• _Excerpted records_

* start *

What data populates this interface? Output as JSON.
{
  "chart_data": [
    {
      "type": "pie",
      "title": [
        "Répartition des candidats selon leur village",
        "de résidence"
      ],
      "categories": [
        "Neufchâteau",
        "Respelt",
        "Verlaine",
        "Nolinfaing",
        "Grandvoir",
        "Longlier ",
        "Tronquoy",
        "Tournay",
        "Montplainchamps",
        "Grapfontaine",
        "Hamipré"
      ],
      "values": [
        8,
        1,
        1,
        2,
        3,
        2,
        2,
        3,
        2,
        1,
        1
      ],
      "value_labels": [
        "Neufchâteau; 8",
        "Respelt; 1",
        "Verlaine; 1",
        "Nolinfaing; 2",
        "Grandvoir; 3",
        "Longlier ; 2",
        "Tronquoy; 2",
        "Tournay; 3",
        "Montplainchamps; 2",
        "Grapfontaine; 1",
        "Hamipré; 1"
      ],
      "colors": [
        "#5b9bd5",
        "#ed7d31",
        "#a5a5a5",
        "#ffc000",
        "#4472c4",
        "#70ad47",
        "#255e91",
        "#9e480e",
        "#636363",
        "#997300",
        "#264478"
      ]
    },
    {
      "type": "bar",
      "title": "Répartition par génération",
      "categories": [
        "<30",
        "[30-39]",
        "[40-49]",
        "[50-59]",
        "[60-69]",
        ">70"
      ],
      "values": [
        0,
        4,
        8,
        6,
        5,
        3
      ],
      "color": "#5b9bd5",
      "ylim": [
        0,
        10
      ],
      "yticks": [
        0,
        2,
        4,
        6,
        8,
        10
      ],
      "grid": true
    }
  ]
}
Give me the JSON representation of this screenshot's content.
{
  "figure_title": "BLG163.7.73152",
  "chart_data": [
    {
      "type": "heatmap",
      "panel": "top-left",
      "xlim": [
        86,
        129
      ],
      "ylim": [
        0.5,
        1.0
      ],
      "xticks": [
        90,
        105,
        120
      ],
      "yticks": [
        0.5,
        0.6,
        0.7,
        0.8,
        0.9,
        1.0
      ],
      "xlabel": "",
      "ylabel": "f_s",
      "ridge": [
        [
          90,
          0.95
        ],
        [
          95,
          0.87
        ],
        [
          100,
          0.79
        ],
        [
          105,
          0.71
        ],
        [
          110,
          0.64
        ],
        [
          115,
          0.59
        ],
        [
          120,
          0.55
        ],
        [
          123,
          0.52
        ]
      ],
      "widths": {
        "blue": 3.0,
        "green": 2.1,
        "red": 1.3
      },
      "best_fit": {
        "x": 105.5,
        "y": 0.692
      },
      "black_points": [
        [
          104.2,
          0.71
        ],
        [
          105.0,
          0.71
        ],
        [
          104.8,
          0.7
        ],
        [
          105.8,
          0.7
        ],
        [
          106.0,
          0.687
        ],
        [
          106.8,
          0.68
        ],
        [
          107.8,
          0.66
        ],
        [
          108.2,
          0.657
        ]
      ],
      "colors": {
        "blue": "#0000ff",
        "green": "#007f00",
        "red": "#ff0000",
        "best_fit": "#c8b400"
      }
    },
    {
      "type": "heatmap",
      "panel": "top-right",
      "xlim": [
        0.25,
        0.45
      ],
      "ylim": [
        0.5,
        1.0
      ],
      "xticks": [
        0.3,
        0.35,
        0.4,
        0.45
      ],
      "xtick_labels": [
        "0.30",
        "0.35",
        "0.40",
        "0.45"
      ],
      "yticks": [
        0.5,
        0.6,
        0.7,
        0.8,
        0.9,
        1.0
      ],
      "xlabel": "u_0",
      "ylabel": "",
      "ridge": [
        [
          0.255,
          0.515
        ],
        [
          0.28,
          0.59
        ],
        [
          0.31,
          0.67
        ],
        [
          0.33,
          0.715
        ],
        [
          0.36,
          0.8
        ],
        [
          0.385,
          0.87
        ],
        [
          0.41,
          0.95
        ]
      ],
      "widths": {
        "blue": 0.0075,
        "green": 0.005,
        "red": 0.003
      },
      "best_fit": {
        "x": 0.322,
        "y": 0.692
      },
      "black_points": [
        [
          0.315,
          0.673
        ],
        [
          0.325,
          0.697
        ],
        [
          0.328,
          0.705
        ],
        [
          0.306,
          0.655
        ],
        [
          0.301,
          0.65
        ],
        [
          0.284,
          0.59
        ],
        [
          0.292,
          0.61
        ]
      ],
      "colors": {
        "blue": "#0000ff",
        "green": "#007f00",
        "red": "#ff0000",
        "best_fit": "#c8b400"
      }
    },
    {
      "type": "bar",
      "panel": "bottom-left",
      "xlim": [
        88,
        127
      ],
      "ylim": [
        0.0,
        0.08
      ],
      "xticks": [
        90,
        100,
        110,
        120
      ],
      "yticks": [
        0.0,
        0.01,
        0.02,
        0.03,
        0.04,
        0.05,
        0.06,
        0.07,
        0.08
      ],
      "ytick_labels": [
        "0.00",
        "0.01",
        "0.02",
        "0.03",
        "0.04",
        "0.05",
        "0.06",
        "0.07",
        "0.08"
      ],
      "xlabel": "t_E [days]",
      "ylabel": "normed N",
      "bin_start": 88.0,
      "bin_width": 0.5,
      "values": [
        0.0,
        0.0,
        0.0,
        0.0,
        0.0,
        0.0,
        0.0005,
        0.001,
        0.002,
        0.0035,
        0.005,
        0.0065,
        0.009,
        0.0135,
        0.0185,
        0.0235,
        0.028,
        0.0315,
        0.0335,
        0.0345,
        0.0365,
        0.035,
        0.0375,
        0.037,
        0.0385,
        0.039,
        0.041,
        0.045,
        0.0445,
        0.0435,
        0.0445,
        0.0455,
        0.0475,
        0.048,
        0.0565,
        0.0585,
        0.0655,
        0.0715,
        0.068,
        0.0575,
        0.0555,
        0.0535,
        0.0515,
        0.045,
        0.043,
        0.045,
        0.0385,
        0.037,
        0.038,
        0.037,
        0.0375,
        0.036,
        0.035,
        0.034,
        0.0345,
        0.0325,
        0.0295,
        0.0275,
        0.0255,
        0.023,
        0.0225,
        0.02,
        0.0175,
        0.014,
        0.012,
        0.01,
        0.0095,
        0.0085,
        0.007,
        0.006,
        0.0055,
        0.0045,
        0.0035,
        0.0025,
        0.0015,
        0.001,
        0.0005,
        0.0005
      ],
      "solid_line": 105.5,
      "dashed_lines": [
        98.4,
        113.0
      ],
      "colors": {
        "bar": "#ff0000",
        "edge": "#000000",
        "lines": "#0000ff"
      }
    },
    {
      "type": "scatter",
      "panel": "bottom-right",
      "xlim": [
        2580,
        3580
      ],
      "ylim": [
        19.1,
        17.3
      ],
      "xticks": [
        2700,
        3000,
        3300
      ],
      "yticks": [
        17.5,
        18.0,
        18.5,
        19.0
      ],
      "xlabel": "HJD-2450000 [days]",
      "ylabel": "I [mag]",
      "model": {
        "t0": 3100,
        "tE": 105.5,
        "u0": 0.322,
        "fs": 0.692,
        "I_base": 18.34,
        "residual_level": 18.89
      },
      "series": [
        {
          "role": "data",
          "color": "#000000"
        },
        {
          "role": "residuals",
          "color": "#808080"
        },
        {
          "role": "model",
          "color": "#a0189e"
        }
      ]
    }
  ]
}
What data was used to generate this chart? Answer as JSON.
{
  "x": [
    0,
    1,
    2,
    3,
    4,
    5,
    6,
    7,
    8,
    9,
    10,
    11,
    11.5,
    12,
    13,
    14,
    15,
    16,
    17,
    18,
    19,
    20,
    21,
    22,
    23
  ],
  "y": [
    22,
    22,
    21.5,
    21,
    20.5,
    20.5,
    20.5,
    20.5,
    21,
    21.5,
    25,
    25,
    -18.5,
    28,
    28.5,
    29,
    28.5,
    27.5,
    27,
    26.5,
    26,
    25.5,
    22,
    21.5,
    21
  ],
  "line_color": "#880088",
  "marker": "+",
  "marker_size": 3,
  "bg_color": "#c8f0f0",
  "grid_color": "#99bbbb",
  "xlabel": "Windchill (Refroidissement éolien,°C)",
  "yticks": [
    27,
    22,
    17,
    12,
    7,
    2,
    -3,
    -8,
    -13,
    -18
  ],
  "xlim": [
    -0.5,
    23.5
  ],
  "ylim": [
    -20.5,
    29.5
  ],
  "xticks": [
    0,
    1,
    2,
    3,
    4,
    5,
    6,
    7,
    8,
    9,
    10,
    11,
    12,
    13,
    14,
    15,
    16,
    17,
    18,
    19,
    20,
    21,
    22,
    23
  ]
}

* end *

• _What to produce_
Quote only the lines from the one containing "What data was" through the final line of the records, with both ends included.

• _The output_
What data was used to generate this chart? Answer as JSON.
{
  "x": [
    0,
    1,
    2,
    3,
    4,
    5,
    6,
    7,
    8,
    9,
    10,
    11,
    11.5,
    12,
    13,
    14,
    15,
    16,
    17,
    18,
    19,
    20,
    21,
    22,
    23
  ],
  "y": [
    22,
    22,
    21.5,
    21,
    20.5,
    20.5,
    20.5,
    20.5,
    21,
    21.5,
    25,
    25,
    -18.5,
    28,
    28.5,
    29,
    28.5,
    27.5,
    27,
    26.5,
    26,
    25.5,
    22,
    21.5,
    21
  ],
  "line_color": "#880088",
  "marker": "+",
  "marker_size": 3,
  "bg_color": "#c8f0f0",
  "grid_color": "#99bbbb",
  "xlabel": "Windchill (Refroidissement éolien,°C)",
  "yticks": [
    27,
    22,
    17,
    12,
    7,
    2,
    -3,
    -8,
    -13,
    -18
  ],
  "xlim": [
    -0.5,
    23.5
  ],
  "ylim": [
    -20.5,
    29.5
  ],
  "xticks": [
    0,
    1,
    2,
    3,
    4,
    5,
    6,
    7,
    8,
    9,
    10,
    11,
    12,
    13,
    14,
    15,
    16,
    17,
    18,
    19,
    20,
    21,
    22,
    23
  ]
}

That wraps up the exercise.